# [Problem description]
Filter the data for lines with the word "KINGSLEY", then copy every line so identified.
>> Begin Provided records
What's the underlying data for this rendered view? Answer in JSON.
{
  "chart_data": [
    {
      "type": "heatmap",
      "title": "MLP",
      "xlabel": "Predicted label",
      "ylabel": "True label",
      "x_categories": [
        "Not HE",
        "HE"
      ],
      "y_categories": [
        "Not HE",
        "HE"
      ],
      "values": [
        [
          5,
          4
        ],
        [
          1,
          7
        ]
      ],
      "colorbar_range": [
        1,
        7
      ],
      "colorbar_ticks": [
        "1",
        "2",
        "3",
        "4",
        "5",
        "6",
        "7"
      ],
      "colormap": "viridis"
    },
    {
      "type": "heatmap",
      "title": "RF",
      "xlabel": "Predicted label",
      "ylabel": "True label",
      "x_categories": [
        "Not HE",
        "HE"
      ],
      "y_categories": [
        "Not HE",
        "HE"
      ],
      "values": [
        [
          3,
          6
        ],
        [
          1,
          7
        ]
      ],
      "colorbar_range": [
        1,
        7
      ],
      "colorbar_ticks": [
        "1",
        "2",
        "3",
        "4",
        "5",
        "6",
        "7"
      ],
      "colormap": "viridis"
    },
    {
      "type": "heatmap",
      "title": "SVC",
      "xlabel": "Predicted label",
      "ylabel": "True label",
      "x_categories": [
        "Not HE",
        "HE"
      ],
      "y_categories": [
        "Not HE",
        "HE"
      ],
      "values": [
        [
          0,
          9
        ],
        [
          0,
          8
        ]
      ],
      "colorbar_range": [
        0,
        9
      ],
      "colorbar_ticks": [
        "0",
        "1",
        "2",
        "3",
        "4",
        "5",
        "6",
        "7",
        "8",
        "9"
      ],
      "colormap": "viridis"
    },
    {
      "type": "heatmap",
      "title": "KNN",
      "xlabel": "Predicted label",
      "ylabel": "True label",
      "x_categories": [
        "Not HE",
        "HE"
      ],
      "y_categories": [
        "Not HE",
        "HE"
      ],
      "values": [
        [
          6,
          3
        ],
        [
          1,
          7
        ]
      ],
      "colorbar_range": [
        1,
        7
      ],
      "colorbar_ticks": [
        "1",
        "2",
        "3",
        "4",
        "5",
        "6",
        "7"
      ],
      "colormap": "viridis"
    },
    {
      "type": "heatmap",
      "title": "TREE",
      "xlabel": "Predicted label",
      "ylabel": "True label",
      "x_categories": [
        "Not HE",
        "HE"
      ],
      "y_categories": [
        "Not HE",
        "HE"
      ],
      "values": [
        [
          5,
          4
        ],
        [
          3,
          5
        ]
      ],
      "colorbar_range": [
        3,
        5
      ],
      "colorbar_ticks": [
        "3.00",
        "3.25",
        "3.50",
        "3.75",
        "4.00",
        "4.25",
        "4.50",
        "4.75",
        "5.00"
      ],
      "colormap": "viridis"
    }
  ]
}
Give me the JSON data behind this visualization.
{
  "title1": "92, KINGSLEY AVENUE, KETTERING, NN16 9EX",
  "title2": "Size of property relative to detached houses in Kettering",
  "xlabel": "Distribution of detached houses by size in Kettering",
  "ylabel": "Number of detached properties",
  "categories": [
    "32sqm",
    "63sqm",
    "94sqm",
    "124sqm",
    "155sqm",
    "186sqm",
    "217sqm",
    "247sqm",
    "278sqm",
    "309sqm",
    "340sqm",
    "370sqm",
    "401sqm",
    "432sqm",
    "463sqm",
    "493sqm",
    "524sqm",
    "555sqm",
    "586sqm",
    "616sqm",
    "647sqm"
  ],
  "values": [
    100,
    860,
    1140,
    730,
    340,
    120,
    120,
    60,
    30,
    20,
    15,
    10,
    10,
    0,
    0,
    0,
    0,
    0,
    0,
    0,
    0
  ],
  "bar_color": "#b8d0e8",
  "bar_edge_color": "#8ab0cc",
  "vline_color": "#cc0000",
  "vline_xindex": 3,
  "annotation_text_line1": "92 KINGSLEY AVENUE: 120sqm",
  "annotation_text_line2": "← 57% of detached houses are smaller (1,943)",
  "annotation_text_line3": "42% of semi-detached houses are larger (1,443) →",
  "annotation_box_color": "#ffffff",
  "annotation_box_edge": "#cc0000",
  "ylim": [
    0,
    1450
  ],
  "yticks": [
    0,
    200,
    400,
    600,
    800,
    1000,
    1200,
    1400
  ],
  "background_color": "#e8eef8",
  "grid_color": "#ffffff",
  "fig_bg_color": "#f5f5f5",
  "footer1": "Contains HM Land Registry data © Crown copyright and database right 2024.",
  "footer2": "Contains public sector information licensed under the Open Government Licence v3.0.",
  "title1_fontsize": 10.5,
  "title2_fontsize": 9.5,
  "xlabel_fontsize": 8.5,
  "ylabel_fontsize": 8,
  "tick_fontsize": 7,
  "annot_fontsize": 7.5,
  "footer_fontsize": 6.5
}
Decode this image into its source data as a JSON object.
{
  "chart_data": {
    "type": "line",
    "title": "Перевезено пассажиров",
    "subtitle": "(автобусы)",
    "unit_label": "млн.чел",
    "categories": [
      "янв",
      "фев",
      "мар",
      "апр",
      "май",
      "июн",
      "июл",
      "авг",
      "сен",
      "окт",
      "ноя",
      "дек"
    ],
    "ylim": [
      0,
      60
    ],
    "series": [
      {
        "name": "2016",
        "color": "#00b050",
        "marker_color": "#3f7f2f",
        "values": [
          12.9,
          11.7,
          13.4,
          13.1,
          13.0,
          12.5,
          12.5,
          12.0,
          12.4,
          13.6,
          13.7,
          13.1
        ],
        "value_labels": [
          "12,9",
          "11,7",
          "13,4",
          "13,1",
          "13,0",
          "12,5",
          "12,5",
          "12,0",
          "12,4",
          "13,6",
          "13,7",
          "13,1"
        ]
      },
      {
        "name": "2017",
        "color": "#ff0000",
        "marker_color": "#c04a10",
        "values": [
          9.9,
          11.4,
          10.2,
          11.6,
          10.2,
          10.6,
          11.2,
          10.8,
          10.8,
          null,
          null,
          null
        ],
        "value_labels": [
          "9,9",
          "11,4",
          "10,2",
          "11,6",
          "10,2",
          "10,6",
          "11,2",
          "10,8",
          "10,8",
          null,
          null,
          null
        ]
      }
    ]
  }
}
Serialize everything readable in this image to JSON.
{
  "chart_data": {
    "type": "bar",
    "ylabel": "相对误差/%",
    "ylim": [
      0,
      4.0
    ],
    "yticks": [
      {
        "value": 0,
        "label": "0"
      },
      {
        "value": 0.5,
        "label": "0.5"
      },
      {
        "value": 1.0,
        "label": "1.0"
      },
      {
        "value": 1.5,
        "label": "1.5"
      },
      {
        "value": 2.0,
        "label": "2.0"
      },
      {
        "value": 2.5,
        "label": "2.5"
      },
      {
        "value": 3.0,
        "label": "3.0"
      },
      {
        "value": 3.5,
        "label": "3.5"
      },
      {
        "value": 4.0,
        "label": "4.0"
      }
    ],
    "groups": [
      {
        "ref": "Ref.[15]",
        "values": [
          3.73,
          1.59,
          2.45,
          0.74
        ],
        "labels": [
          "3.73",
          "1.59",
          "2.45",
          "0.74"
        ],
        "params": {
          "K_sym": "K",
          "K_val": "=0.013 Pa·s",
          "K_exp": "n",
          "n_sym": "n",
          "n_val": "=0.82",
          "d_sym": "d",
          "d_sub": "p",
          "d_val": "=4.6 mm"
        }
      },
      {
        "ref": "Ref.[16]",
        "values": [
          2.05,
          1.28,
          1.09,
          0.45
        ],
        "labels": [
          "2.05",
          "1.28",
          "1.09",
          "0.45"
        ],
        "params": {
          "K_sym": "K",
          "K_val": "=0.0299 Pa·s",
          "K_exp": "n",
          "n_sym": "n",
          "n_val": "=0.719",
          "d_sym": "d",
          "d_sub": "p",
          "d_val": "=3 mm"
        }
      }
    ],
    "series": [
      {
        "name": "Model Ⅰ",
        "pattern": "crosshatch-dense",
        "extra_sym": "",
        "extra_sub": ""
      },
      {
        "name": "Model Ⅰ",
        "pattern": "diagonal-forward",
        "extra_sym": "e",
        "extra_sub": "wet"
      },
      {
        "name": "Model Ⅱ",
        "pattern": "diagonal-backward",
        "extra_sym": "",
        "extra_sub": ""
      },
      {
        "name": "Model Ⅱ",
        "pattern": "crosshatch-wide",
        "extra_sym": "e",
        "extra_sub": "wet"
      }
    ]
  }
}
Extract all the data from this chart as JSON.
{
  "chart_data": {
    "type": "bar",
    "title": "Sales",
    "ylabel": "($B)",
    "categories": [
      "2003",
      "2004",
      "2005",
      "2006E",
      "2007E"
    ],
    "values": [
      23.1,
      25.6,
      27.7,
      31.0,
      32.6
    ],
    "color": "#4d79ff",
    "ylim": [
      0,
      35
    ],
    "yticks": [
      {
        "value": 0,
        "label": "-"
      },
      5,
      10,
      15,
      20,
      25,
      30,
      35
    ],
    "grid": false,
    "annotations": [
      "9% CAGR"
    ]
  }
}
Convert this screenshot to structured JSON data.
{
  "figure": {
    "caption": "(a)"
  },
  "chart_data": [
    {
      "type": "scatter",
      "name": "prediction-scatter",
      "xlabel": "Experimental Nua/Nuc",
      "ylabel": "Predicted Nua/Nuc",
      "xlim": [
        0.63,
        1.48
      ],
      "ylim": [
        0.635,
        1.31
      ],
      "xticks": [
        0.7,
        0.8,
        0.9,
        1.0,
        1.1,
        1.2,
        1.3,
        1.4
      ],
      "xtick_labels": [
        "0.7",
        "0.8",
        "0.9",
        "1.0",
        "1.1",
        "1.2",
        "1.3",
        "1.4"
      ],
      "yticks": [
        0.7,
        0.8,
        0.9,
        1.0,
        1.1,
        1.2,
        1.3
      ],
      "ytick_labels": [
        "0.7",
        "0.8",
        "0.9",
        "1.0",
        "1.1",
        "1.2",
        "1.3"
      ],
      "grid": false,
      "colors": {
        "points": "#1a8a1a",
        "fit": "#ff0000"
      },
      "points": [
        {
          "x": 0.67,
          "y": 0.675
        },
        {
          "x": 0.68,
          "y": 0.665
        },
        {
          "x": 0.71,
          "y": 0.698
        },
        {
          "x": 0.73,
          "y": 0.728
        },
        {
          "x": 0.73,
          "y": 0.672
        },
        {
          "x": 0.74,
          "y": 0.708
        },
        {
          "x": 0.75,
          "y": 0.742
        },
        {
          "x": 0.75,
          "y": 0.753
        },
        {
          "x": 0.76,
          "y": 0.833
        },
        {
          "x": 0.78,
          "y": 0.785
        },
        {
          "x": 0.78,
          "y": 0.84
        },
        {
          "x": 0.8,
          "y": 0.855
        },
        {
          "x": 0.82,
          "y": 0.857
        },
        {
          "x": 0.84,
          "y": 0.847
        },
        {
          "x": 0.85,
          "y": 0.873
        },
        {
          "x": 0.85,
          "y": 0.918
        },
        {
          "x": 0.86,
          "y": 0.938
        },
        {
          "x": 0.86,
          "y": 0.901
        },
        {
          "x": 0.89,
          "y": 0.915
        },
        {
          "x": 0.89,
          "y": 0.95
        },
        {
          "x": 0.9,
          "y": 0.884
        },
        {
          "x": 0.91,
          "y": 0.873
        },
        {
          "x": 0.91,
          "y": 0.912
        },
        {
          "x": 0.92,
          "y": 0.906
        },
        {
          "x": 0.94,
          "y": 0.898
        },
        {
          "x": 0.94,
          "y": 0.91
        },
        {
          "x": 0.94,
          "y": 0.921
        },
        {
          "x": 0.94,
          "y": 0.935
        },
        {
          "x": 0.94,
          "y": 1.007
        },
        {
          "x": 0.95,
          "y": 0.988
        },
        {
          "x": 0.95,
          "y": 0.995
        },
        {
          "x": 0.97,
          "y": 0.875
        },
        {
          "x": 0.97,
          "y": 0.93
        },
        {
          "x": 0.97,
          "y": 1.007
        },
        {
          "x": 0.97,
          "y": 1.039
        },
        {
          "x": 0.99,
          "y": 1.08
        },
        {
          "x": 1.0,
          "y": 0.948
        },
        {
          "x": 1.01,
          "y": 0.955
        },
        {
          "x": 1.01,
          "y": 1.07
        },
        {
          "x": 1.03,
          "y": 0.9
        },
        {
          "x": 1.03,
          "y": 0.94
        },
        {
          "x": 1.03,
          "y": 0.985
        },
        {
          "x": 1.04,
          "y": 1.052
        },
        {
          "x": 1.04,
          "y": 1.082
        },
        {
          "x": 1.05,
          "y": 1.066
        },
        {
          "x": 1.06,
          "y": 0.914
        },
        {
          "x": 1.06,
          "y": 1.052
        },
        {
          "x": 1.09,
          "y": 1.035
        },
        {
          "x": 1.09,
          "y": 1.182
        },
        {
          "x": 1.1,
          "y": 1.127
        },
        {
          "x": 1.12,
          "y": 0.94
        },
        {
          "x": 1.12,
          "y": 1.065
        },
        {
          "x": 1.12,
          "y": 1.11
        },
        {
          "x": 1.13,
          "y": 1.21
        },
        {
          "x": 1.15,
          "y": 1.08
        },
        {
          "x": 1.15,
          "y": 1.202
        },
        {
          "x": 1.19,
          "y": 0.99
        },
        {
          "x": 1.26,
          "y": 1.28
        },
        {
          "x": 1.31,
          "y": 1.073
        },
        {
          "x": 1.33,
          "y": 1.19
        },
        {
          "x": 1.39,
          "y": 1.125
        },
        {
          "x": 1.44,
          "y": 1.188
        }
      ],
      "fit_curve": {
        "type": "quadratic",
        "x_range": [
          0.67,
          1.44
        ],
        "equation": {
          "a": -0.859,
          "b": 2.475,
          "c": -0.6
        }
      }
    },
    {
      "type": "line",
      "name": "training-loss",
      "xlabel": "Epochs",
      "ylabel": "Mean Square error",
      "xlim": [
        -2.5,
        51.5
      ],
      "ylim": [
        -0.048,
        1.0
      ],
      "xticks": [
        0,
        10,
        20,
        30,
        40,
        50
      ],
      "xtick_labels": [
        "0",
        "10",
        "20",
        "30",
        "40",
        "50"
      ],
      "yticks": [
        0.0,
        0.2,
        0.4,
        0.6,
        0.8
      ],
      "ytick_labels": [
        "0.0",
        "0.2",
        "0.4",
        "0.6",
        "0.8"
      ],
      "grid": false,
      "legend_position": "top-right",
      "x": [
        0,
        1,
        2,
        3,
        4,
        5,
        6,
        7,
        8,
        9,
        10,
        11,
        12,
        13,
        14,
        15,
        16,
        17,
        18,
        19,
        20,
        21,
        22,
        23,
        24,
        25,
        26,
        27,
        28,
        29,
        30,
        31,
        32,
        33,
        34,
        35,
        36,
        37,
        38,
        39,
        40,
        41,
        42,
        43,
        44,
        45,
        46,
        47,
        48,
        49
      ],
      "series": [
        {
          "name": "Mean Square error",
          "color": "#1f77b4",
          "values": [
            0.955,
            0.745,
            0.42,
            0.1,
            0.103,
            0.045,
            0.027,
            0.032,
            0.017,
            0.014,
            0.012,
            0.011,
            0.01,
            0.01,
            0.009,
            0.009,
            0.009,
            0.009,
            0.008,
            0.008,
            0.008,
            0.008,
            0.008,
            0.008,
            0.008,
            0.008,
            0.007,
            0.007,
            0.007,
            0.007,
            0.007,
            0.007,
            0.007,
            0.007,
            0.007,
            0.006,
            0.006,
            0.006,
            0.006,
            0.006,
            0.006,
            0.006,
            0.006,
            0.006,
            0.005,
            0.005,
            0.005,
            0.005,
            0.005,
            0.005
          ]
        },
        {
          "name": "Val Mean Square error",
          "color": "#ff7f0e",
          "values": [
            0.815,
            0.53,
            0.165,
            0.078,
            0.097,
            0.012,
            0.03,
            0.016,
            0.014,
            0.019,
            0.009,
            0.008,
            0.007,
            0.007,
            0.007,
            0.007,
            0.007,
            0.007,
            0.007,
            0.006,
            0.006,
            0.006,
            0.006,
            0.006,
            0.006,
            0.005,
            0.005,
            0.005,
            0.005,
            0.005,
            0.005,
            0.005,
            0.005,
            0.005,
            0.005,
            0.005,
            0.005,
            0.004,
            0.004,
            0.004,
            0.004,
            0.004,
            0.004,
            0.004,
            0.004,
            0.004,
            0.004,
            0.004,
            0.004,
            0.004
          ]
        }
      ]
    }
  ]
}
>> End Provided records
# [Result of the exercise]
  "title1": "92, KINGSLEY AVENUE, KETTERING, NN16 9EX",
  "annotation_text_line1": "92 KINGSLEY AVENUE: 120sqm",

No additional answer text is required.